- **Set exercise**
Extract the text of each entry below exactly, leaving every image behind.

- **Source material**
## Begin

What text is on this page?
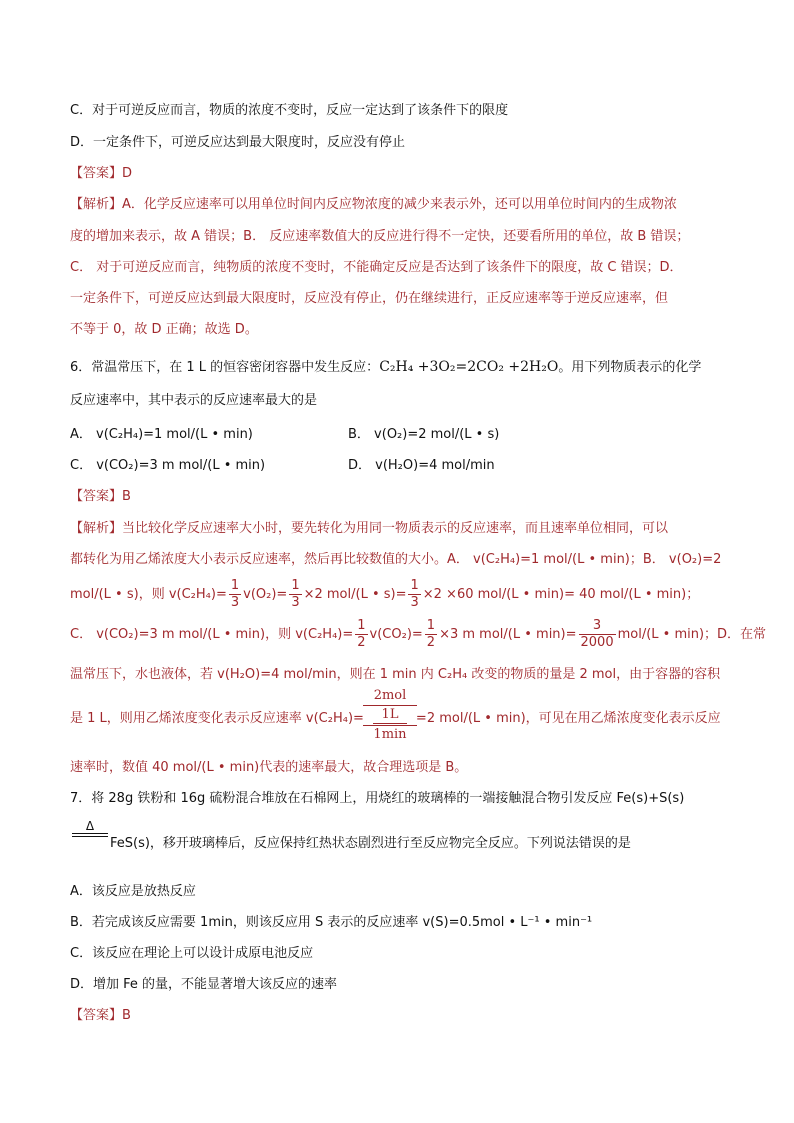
C．对于可逆反应而言，物质的浓度不变时，反应一定达到了该条件下的限度
D．一定条件下，可逆反应达到最大限度时，反应没有停止
【答案】D
【解析】A．化学反应速率可以用单位时间内反应物浓度的减少来表示外，还可以用单位时间内的生成物浓
度的增加来表示，故 A 错误；B． 反应速率数值大的反应进行得不一定快，还要看所用的单位，故 B 错误；
C． 对于可逆反应而言，纯物质的浓度不变时，不能确定反应是否达到了该条件下的限度，故 C 错误；D．
一定条件下，可逆反应达到最大限度时，反应没有停止，仍在继续进行，正反应速率等于逆反应速率，但
不等于 0，故 D 正确；故选 D。
6．常温常压下，在 1 L 的恒容密闭容器中发生反应：C₂H₄ +3O₂=2CO₂ +2H₂O。用下列物质表示的化学
反应速率中，其中表示的反应速率最大的是
A． v(C₂H₄)=1 mol/(L • min)	B． v(O₂)=2 mol/(L • s)
C． v(CO₂)=3 m mol/(L • min)	D． v(H₂O)=4 mol/min
【答案】B
【解析】当比较化学反应速率大小时，要先转化为用同一物质表示的反应速率，而且速率单位相同，可以
都转化为用乙烯浓度大小表示反应速率，然后再比较数值的大小。A． v(C₂H₄)=1 mol/(L • min)；B． v(O₂)=2
mol/(L • s)，则 $v(C_2H_4)= \frac{1}{3} v(O_2)= \frac{1}{3} \times 2$ mol/(L • $s)= \frac{1}{3} \times 2 \times 60$ mol/(L • min)= 40 mol/(L • min)；
C． v(CO₂)=3 m mol/(L • min)，则 $v(C_2H_4)= \frac{1}{2} v(CO_2)= \frac{1}{2} \times 3$ m mol/(L • $\min)= \frac{3}{2000} mol/(L$ • min)；D．在常
温常压下，水也液体，若 v(H₂O)=4 mol/min，则在 1 min 内 C₂H₄ 改变的物质的量是 2 mol，由于容器的容积
是 1 L，则用乙烯浓度变化表示反应速率 v(C₂H₄)=	=2 mol/(L • min)，可见在用乙烯浓度变化表示反应
2mol
1L
1min
速率时，数值 40 mol/(L • min)代表的速率最大，故合理选项是 B。
7．将 28g 铁粉和 16g 硫粉混合堆放在石棉网上，用烧红的玻璃棒的一端接触混合物引发反应 Fe(s)+S(s)
Δ
FeS(s)，移开玻璃棒后，反应保持红热状态剧烈进行至反应物完全反应。下列说法错误的是
A．该反应是放热反应
B．若完成该反应需要 1min，则该反应用 S 表示的反应速率 v(S)=0.5mol • L⁻¹ • min⁻¹
C．该反应在理论上可以设计成原电池反应
D．增加 Fe 的量，不能显著增大该反应的速率
【答案】B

## End

- **Answer for the task**
What text is on this page?
C．对于可逆反应而言，物质的浓度不变时，反应一定达到了该条件下的限度
D．一定条件下，可逆反应达到最大限度时，反应没有停止
【答案】D
【解析】A．化学反应速率可以用单位时间内反应物浓度的减少来表示外，还可以用单位时间内的生成物浓
度的增加来表示，故 A 错误；B． 反应速率数值大的反应进行得不一定快，还要看所用的单位，故 B 错误；
C． 对于可逆反应而言，纯物质的浓度不变时，不能确定反应是否达到了该条件下的限度，故 C 错误；D．
一定条件下，可逆反应达到最大限度时，反应没有停止，仍在继续进行，正反应速率等于逆反应速率，但
不等于 0，故 D 正确；故选 D。
6．常温常压下，在 1 L 的恒容密闭容器中发生反应：C₂H₄ +3O₂=2CO₂ +2H₂O。用下列物质表示的化学
反应速率中，其中表示的反应速率最大的是
A． v(C₂H₄)=1 mol/(L • min)	B． v(O₂)=2 mol/(L • s)
C． v(CO₂)=3 m mol/(L • min)	D． v(H₂O)=4 mol/min
【答案】B
【解析】当比较化学反应速率大小时，要先转化为用同一物质表示的反应速率，而且速率单位相同，可以
都转化为用乙烯浓度大小表示反应速率，然后再比较数值的大小。A． v(C₂H₄)=1 mol/(L • min)；B． v(O₂)=2
mol/(L • s)，则 $v(C_2H_4)= \frac{1}{3} v(O_2)= \frac{1}{3} \times 2$ mol/(L • $s)= \frac{1}{3} \times 2 \times 60$ mol/(L • min)= 40 mol/(L • min)；
C． v(CO₂)=3 m mol/(L • min)，则 $v(C_2H_4)= \frac{1}{2} v(CO_2)= \frac{1}{2} \times 3$ m mol/(L • $\min)= \frac{3}{2000} mol/(L$ • min)；D．在常
温常压下，水也液体，若 v(H₂O)=4 mol/min，则在 1 min 内 C₂H₄ 改变的物质的量是 2 mol，由于容器的容积
是 1 L，则用乙烯浓度变化表示反应速率 v(C₂H₄)=	=2 mol/(L • min)，可见在用乙烯浓度变化表示反应
2mol
1L
1min
速率时，数值 40 mol/(L • min)代表的速率最大，故合理选项是 B。
7．将 28g 铁粉和 16g 硫粉混合堆放在石棉网上，用烧红的玻璃棒的一端接触混合物引发反应 Fe(s)+S(s)
Δ
FeS(s)，移开玻璃棒后，反应保持红热状态剧烈进行至反应物完全反应。下列说法错误的是
A．该反应是放热反应
B．若完成该反应需要 1min，则该反应用 S 表示的反应速率 v(S)=0.5mol • L⁻¹ • min⁻¹
C．该反应在理论上可以设计成原电池反应
D．增加 Fe 的量，不能显著增大该反应的速率
【答案】B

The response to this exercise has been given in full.